- [Exercise task] Beginning at the line containing "What does this", output every line to the end of the data below exactly as it appears.

(Saved entries)

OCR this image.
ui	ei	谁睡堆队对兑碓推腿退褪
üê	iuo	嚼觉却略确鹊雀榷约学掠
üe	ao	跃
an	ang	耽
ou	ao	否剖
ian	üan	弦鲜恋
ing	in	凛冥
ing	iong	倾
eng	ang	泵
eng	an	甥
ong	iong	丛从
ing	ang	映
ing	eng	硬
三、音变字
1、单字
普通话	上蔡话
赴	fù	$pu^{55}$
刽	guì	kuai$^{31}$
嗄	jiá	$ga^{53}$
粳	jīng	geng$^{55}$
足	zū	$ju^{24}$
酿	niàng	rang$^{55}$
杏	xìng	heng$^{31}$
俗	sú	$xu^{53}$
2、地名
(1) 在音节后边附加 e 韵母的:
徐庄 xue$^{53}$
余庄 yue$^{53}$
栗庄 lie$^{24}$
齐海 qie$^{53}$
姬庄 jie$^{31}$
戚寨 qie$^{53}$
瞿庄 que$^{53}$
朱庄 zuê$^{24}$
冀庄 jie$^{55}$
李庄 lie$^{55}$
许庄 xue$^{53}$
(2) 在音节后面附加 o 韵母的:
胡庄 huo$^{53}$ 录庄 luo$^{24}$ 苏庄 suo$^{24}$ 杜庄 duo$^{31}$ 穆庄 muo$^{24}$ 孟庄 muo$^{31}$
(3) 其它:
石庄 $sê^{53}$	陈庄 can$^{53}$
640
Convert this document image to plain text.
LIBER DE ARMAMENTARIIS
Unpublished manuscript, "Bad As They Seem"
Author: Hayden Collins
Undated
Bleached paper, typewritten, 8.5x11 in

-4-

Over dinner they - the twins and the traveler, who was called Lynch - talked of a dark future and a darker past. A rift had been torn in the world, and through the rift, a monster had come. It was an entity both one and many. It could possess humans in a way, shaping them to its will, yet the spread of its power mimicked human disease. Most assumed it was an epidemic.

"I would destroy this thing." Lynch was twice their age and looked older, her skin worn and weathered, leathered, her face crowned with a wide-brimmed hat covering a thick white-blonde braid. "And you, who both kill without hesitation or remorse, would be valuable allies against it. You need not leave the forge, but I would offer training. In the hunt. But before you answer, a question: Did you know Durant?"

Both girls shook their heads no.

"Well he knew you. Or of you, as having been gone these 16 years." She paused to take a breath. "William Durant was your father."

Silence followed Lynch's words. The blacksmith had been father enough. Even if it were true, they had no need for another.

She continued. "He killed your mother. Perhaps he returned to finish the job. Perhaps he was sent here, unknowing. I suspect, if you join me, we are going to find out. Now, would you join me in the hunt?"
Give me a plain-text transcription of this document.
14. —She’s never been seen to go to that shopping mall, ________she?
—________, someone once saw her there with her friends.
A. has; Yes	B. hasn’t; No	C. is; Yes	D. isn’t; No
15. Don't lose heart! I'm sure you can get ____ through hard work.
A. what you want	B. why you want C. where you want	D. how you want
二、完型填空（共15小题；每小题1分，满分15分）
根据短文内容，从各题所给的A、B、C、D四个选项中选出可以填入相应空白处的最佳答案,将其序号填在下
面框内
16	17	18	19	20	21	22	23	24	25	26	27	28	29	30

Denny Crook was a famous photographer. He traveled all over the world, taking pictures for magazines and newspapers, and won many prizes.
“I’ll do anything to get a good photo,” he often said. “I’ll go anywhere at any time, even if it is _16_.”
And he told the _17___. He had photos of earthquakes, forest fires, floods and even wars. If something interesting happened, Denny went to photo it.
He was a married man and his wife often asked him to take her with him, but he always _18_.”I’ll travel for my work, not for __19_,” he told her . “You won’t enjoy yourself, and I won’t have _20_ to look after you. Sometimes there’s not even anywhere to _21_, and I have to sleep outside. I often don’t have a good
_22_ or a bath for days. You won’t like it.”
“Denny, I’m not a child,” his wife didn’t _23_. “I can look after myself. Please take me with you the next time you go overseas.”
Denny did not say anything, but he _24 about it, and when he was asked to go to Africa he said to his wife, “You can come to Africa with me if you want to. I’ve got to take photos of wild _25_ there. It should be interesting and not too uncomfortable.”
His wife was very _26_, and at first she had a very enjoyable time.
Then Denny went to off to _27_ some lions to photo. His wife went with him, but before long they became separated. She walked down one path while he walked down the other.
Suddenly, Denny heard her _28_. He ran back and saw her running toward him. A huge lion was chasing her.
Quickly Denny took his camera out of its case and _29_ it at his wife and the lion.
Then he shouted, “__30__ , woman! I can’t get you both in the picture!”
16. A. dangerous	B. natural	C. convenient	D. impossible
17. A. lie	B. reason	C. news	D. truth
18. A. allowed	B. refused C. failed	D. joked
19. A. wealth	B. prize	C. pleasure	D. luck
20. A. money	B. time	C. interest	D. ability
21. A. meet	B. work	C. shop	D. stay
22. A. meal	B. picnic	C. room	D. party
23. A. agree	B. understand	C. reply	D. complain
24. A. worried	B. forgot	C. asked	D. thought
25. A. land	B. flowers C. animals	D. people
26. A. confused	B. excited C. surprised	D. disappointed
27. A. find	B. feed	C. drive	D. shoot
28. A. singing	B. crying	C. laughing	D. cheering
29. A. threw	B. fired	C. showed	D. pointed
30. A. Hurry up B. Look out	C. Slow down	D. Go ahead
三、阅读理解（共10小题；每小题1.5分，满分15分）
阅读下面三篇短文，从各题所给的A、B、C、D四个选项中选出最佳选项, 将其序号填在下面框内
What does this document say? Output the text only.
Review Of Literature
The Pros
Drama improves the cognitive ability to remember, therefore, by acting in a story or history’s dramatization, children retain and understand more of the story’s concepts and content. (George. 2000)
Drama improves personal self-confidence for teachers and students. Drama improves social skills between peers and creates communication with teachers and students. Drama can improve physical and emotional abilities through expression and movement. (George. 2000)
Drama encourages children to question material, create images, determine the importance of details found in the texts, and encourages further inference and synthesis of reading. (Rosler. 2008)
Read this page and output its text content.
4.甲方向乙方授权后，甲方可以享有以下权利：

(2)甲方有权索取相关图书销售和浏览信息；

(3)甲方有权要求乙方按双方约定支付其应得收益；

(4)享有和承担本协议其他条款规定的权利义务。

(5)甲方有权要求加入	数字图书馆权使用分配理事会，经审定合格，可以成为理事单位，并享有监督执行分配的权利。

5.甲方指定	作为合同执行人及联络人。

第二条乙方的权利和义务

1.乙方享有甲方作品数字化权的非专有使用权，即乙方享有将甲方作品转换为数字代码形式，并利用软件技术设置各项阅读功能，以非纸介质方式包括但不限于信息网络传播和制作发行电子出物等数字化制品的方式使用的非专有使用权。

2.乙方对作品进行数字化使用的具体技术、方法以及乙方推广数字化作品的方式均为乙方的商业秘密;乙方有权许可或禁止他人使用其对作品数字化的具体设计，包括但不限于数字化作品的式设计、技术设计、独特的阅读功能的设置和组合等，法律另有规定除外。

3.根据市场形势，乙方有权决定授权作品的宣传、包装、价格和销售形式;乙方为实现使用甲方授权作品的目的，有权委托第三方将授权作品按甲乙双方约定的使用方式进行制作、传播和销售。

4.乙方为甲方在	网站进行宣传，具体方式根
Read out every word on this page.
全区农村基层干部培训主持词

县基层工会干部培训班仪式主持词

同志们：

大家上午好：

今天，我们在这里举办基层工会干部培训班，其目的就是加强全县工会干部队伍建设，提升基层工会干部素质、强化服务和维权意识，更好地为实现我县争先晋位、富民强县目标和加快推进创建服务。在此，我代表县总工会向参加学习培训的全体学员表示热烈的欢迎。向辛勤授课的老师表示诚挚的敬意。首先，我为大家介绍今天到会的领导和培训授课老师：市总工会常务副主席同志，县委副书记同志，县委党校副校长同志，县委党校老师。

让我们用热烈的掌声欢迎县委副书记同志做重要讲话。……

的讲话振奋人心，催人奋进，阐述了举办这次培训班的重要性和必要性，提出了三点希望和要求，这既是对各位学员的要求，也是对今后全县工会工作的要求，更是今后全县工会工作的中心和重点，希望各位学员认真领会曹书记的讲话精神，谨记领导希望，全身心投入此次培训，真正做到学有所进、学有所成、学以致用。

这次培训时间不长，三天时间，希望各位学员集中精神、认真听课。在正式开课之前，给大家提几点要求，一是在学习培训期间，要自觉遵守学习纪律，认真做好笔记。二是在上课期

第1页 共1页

- [Answer for this exercise]
What does this document say? Output the text only.
Review Of Literature
The Pros
Drama improves the cognitive ability to remember, therefore, by acting in a story or history’s dramatization, children retain and understand more of the story’s concepts and content. (George. 2000)
Drama improves personal self-confidence for teachers and students. Drama improves social skills between peers and creates communication with teachers and students. Drama can improve physical and emotional abilities through expression and movement. (George. 2000)
Drama encourages children to question material, create images, determine the importance of details found in the texts, and encourages further inference and synthesis of reading. (Rosler. 2008)
Read this page and output its text content.
4.甲方向乙方授权后，甲方可以享有以下权利：

(2)甲方有权索取相关图书销售和浏览信息；

(3)甲方有权要求乙方按双方约定支付其应得收益；

(4)享有和承担本协议其他条款规定的权利义务。

(5)甲方有权要求加入	数字图书馆权使用分配理事会，经审定合格，可以成为理事单位，并享有监督执行分配的权利。

5.甲方指定	作为合同执行人及联络人。

第二条乙方的权利和义务

1.乙方享有甲方作品数字化权的非专有使用权，即乙方享有将甲方作品转换为数字代码形式，并利用软件技术设置各项阅读功能，以非纸介质方式包括但不限于信息网络传播和制作发行电子出物等数字化制品的方式使用的非专有使用权。

2.乙方对作品进行数字化使用的具体技术、方法以及乙方推广数字化作品的方式均为乙方的商业秘密;乙方有权许可或禁止他人使用其对作品数字化的具体设计，包括但不限于数字化作品的式设计、技术设计、独特的阅读功能的设置和组合等，法律另有规定除外。

3.根据市场形势，乙方有权决定授权作品的宣传、包装、价格和销售形式;乙方为实现使用甲方授权作品的目的，有权委托第三方将授权作品按甲乙双方约定的使用方式进行制作、传播和销售。

4.乙方为甲方在	网站进行宣传，具体方式根
Read out every word on this page.
全区农村基层干部培训主持词

县基层工会干部培训班仪式主持词

同志们：

大家上午好：

今天，我们在这里举办基层工会干部培训班，其目的就是加强全县工会干部队伍建设，提升基层工会干部素质、强化服务和维权意识，更好地为实现我县争先晋位、富民强县目标和加快推进创建服务。在此，我代表县总工会向参加学习培训的全体学员表示热烈的欢迎。向辛勤授课的老师表示诚挚的敬意。首先，我为大家介绍今天到会的领导和培训授课老师：市总工会常务副主席同志，县委副书记同志，县委党校副校长同志，县委党校老师。

让我们用热烈的掌声欢迎县委副书记同志做重要讲话。……

的讲话振奋人心，催人奋进，阐述了举办这次培训班的重要性和必要性，提出了三点希望和要求，这既是对各位学员的要求，也是对今后全县工会工作的要求，更是今后全县工会工作的中心和重点，希望各位学员认真领会曹书记的讲话精神，谨记领导希望，全身心投入此次培训，真正做到学有所进、学有所成、学以致用。

这次培训时间不长，三天时间，希望各位学员集中精神、认真听课。在正式开课之前，给大家提几点要求，一是在学习培训期间，要自觉遵守学习纪律，认真做好笔记。二是在上课期

第1页 共1页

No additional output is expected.